[Items from a dataset]
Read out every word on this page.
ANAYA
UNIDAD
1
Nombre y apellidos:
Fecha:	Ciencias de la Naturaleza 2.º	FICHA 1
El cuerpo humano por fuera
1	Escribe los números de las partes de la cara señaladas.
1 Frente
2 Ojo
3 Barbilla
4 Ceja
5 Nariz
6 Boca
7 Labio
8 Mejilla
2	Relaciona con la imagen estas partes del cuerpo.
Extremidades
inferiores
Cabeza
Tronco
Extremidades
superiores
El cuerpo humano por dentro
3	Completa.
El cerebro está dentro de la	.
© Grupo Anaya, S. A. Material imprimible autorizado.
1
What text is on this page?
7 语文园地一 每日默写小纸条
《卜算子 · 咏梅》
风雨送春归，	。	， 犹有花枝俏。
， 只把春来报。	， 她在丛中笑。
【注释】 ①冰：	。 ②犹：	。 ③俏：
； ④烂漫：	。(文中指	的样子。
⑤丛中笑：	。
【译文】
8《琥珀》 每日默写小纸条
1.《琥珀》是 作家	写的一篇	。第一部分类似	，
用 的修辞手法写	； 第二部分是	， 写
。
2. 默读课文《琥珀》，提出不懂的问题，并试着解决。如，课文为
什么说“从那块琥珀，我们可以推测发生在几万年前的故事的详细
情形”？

---

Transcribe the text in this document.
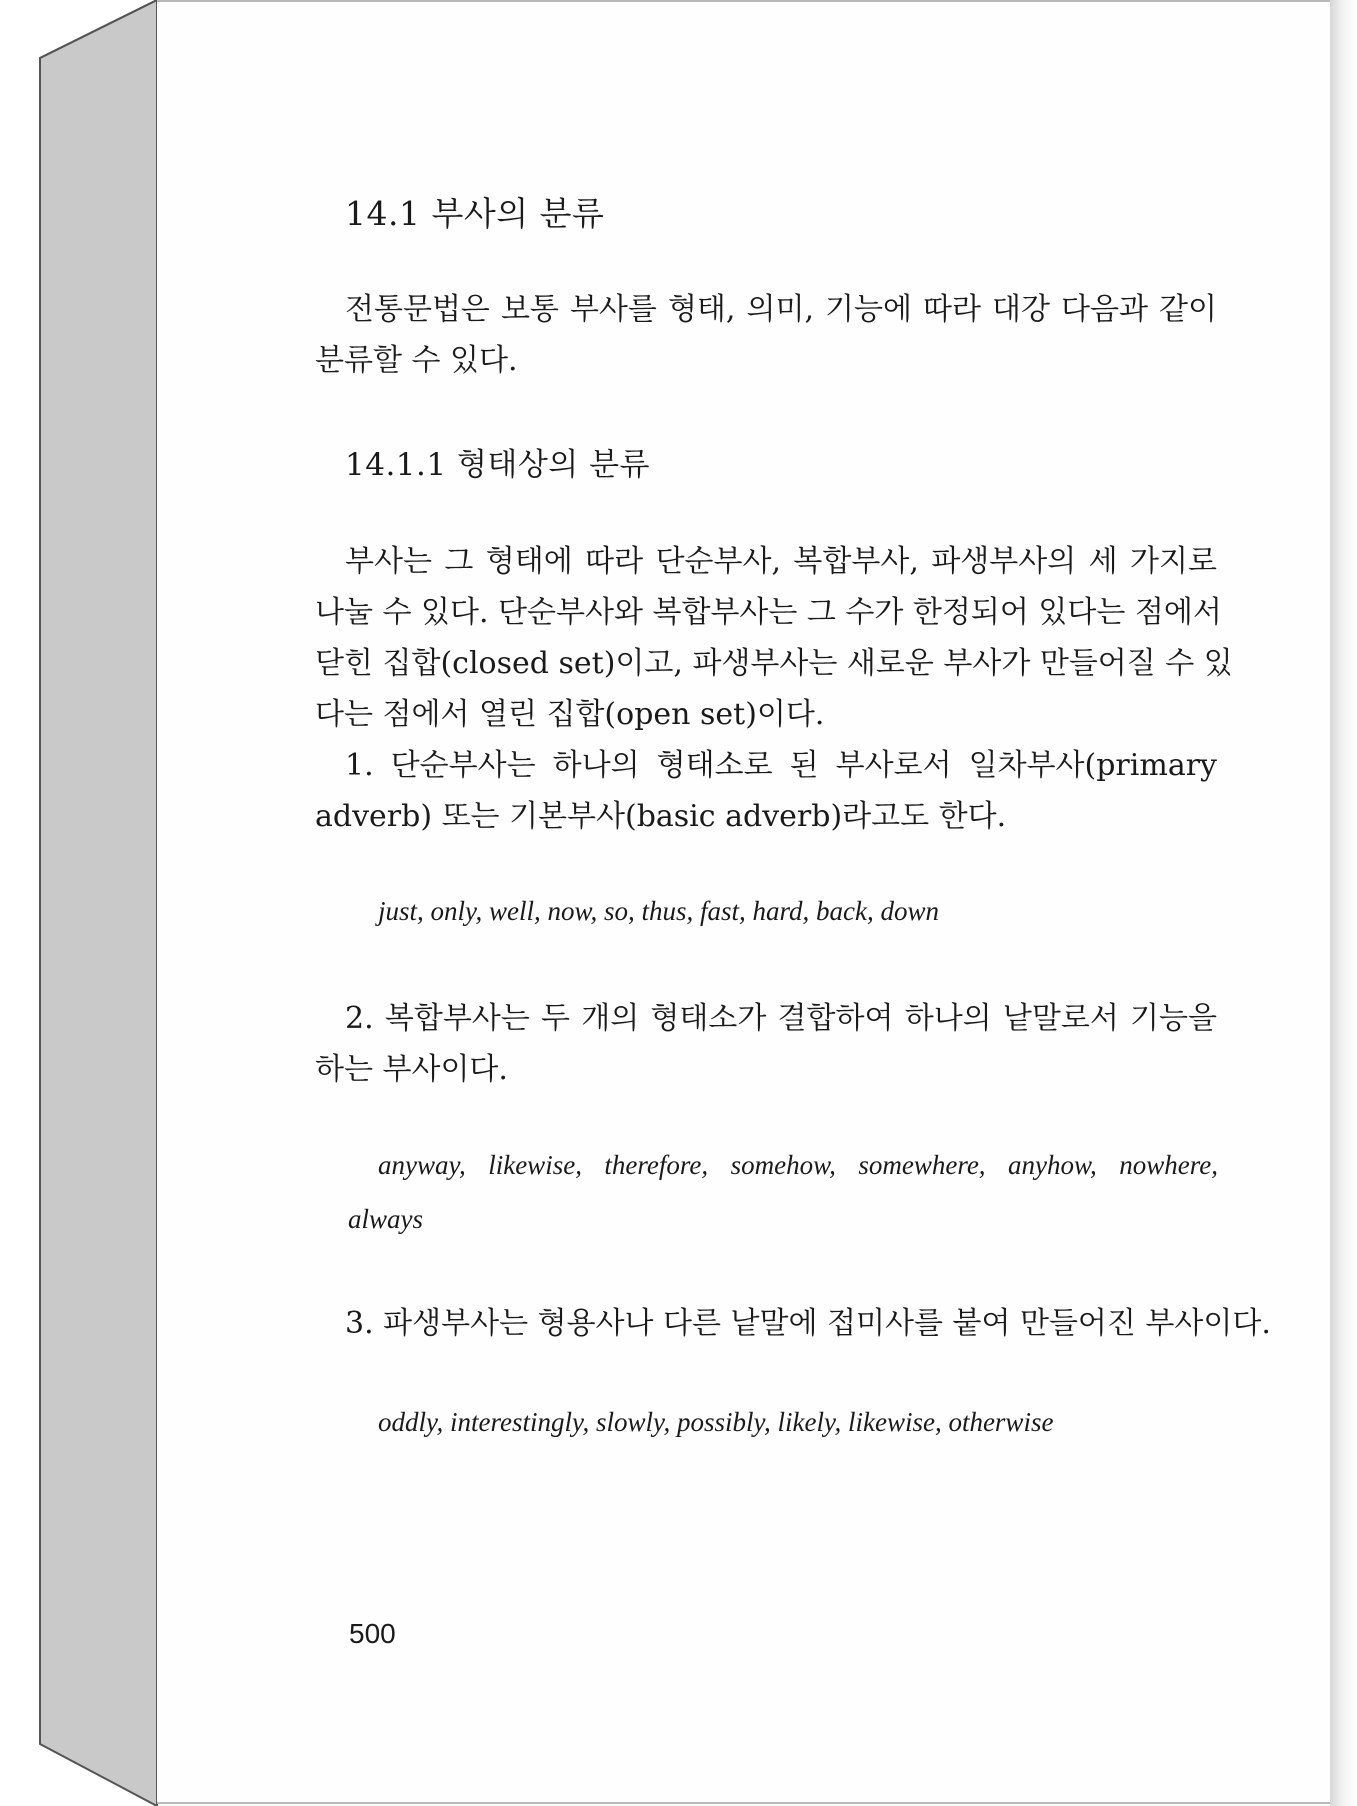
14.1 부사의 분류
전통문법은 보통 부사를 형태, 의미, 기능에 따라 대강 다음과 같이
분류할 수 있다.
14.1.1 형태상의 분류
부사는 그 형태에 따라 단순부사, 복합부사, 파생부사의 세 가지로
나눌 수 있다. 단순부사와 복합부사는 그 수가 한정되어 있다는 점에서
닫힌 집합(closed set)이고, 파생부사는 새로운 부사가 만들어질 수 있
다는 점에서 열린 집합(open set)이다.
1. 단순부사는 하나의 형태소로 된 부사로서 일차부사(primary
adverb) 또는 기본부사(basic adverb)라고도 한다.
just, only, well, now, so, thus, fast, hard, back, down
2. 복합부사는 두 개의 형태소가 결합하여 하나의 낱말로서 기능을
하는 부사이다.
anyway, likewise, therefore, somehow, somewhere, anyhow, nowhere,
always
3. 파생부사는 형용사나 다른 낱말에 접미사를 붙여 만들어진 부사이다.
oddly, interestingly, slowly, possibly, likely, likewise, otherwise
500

**REQUEST:**
Each line above that includes "복합부사는" should be shown.

**SOLUTION FOR THIS TASK:**
나눌 수 있다. 단순부사와 복합부사는 그 수가 한정되어 있다는 점에서
2. 복합부사는 두 개의 형태소가 결합하여 하나의 낱말로서 기능을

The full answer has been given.